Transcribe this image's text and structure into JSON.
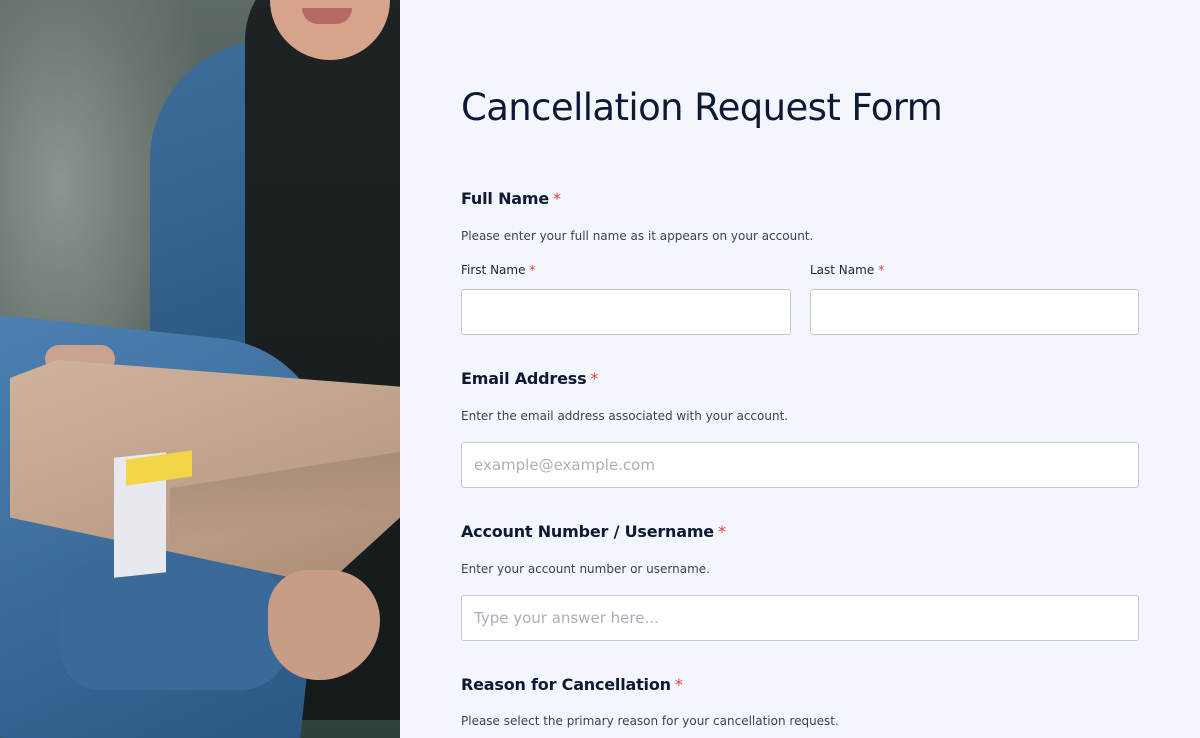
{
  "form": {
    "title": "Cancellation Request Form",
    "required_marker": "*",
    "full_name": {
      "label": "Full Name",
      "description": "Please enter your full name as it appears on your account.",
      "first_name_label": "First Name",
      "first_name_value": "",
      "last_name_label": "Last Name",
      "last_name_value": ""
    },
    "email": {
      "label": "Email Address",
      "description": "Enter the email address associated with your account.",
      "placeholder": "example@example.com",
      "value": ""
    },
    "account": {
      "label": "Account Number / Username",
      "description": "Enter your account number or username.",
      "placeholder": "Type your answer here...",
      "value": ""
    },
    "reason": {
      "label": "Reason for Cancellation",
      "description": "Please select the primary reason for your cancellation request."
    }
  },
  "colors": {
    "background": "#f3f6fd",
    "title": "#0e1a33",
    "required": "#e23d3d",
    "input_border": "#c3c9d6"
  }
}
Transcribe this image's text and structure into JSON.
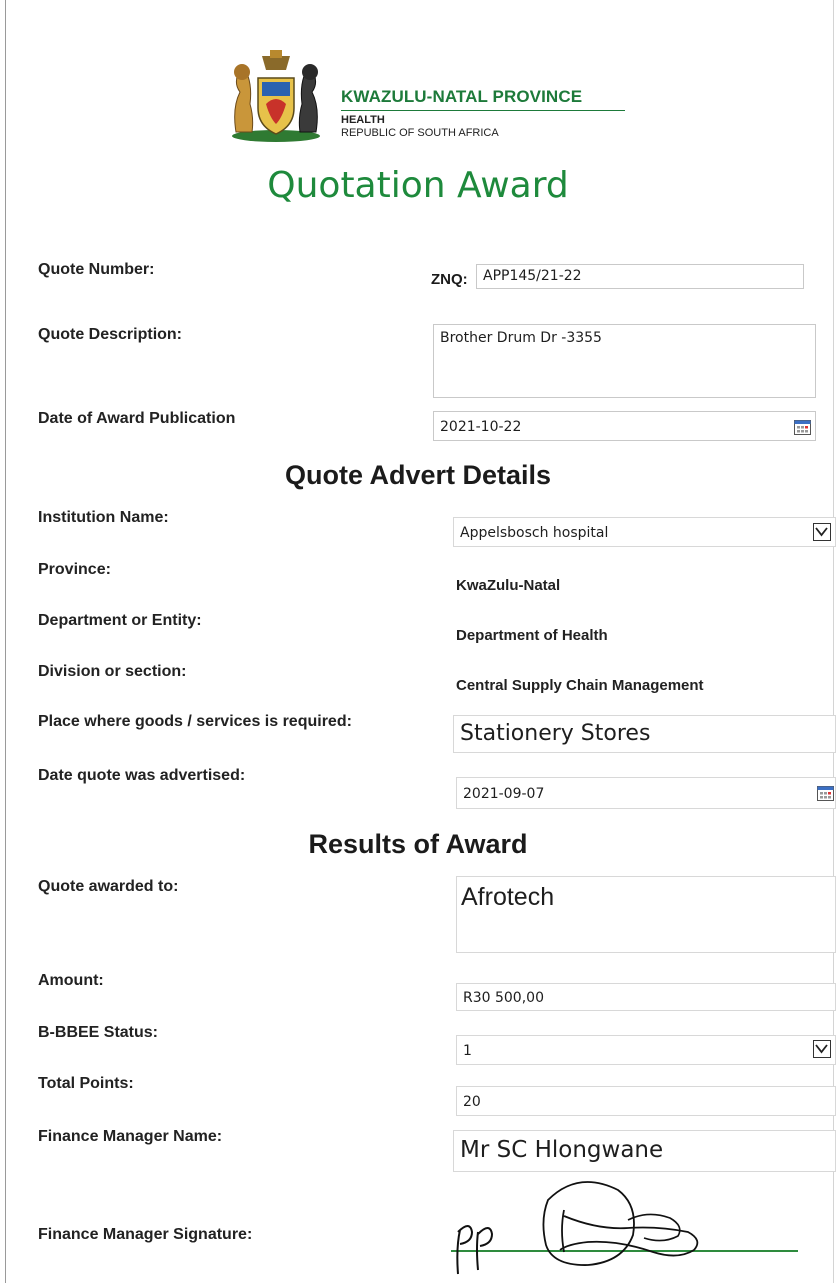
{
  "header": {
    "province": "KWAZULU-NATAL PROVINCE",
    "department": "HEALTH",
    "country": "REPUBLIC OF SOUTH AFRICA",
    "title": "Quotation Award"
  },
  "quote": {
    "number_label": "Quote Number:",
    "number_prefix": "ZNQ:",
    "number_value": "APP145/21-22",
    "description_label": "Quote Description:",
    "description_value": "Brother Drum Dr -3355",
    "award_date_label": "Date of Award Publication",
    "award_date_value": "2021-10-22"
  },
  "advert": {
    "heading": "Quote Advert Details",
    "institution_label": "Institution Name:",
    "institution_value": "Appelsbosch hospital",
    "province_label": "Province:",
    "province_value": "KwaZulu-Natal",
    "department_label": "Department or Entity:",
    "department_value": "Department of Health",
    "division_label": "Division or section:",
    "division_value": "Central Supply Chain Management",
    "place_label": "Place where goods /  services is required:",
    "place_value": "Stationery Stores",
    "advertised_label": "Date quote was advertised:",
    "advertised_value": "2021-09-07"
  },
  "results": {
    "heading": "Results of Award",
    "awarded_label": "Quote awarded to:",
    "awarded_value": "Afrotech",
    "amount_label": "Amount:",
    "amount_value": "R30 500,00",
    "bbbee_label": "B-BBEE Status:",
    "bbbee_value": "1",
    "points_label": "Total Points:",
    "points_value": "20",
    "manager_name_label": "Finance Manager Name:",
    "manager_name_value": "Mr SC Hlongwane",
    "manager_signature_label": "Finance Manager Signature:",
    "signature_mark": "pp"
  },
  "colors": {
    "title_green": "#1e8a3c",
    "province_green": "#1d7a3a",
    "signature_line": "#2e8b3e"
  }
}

---

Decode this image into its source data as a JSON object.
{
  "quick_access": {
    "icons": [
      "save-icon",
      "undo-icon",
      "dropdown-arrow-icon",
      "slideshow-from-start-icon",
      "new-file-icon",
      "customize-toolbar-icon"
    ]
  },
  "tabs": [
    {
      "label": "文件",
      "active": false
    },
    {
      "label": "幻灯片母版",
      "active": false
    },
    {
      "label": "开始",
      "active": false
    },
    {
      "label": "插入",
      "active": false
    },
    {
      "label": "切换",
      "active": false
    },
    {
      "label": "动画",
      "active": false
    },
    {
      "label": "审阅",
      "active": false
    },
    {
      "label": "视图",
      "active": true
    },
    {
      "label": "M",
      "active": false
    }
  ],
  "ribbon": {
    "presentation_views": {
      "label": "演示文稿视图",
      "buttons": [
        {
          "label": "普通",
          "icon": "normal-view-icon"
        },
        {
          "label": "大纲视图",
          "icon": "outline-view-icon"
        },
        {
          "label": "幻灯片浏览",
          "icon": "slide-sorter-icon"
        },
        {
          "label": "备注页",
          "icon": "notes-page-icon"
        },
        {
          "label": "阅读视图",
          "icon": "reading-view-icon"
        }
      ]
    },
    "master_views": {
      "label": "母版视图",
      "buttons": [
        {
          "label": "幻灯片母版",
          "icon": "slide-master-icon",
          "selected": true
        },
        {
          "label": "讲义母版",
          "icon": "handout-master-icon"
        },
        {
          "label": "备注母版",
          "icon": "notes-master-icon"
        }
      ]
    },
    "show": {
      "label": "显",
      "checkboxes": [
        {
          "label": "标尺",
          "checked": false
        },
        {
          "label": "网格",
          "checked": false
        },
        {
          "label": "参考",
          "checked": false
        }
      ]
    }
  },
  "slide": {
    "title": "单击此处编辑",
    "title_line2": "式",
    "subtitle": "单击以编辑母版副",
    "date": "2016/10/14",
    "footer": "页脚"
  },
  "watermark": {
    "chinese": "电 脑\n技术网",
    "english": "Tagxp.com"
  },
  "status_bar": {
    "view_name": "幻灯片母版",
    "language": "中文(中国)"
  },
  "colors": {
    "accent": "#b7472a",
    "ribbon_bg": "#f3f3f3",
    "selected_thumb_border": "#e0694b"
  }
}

Given problem: Look through the material above. Copy each line where the word "your" appears.

Task answer:
      "description": "Please enter your full name as it appears on your account.",
      "description": "Enter the email address associated with your account.",
      "description": "Enter your account number or username.",
      "placeholder": "Type your answer here...",
      "description": "Please select the primary reason for your cancellation request."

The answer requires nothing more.